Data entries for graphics
· · · · · · ·

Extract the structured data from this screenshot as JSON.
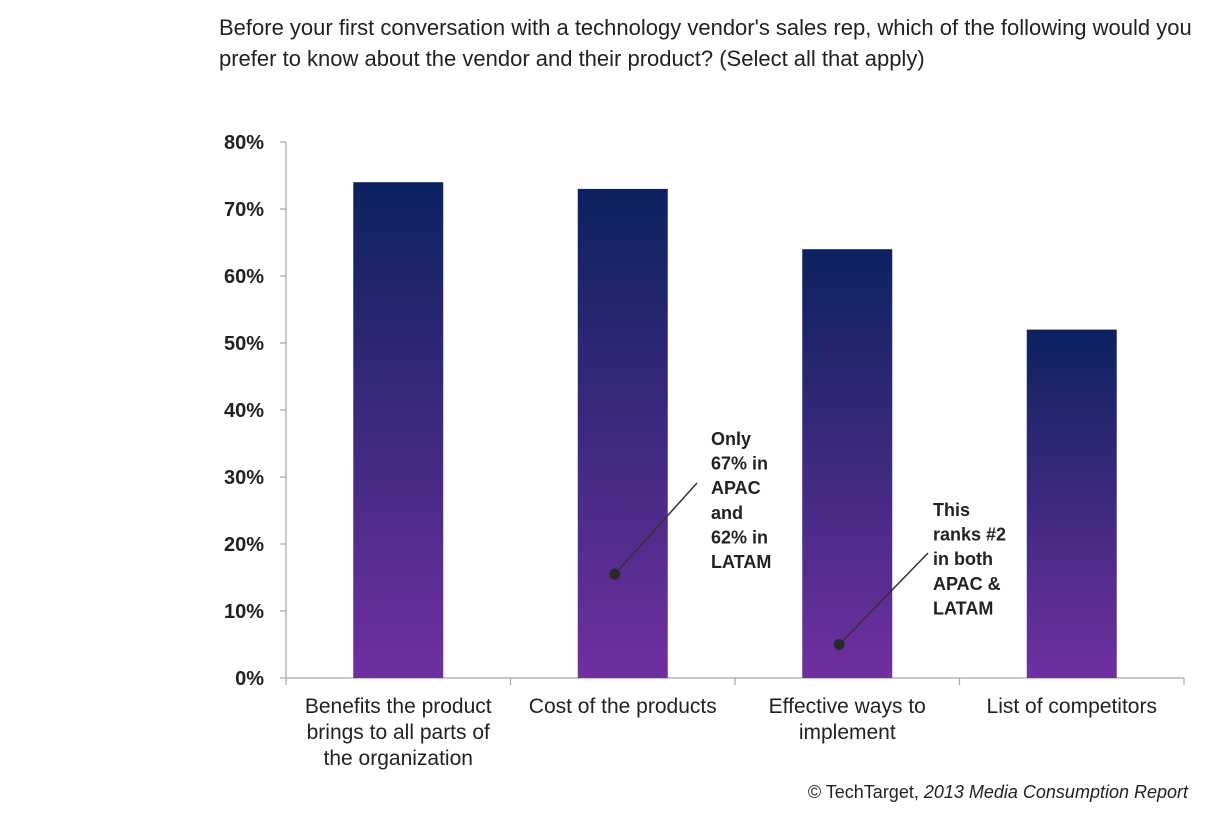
{
  "title": "Before your first conversation with a technology vendor's sales rep, which of the following would you prefer to know about the vendor and their product? (Select all that apply)",
  "footer": {
    "prefix": "© TechTarget, ",
    "source": "2013 Media Consumption Report"
  },
  "chart_data": {
    "type": "bar",
    "title": "Before your first conversation with a technology vendor's sales rep, which of the following would you prefer to know about the vendor and their product? (Select all that apply)",
    "xlabel": "",
    "ylabel": "",
    "ylim": [
      0,
      80
    ],
    "yticks": [
      0,
      10,
      20,
      30,
      40,
      50,
      60,
      70,
      80
    ],
    "ytick_labels": [
      "0%",
      "10%",
      "20%",
      "30%",
      "40%",
      "50%",
      "60%",
      "70%",
      "80%"
    ],
    "categories": [
      [
        "Benefits the product",
        "brings to all parts of",
        "the organization"
      ],
      [
        "Cost of the products"
      ],
      [
        "Effective ways to",
        "implement"
      ],
      [
        "List of competitors"
      ]
    ],
    "values": [
      74,
      73,
      64,
      52
    ],
    "colors": {
      "bar_top": "#0c2260",
      "bar_bottom": "#7030a0",
      "axis": "#a6a6a6",
      "text": "#222222"
    },
    "annotations": [
      {
        "category_index": 1,
        "point_value": 15.5,
        "lines": [
          "Only",
          "67% in",
          "APAC",
          "and",
          "62% in",
          "LATAM"
        ]
      },
      {
        "category_index": 2,
        "point_value": 5,
        "lines": [
          "This",
          "ranks #2",
          "in both",
          "APAC &",
          "LATAM"
        ]
      }
    ]
  }
}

· · · · · · ·

» Task to carry out
Write the full listing out again with every line unchanged, but include no pictures.

» Full response
Extract the structured data from this screenshot as JSON.
{
  "title": "Before your first conversation with a technology vendor's sales rep, which of the following would you prefer to know about the vendor and their product? (Select all that apply)",
  "footer": {
    "prefix": "© TechTarget, ",
    "source": "2013 Media Consumption Report"
  },
  "chart_data": {
    "type": "bar",
    "title": "Before your first conversation with a technology vendor's sales rep, which of the following would you prefer to know about the vendor and their product? (Select all that apply)",
    "xlabel": "",
    "ylabel": "",
    "ylim": [
      0,
      80
    ],
    "yticks": [
      0,
      10,
      20,
      30,
      40,
      50,
      60,
      70,
      80
    ],
    "ytick_labels": [
      "0%",
      "10%",
      "20%",
      "30%",
      "40%",
      "50%",
      "60%",
      "70%",
      "80%"
    ],
    "categories": [
      [
        "Benefits the product",
        "brings to all parts of",
        "the organization"
      ],
      [
        "Cost of the products"
      ],
      [
        "Effective ways to",
        "implement"
      ],
      [
        "List of competitors"
      ]
    ],
    "values": [
      74,
      73,
      64,
      52
    ],
    "colors": {
      "bar_top": "#0c2260",
      "bar_bottom": "#7030a0",
      "axis": "#a6a6a6",
      "text": "#222222"
    },
    "annotations": [
      {
        "category_index": 1,
        "point_value": 15.5,
        "lines": [
          "Only",
          "67% in",
          "APAC",
          "and",
          "62% in",
          "LATAM"
        ]
      },
      {
        "category_index": 2,
        "point_value": 5,
        "lines": [
          "This",
          "ranks #2",
          "in both",
          "APAC &",
          "LATAM"
        ]
      }
    ]
  }
}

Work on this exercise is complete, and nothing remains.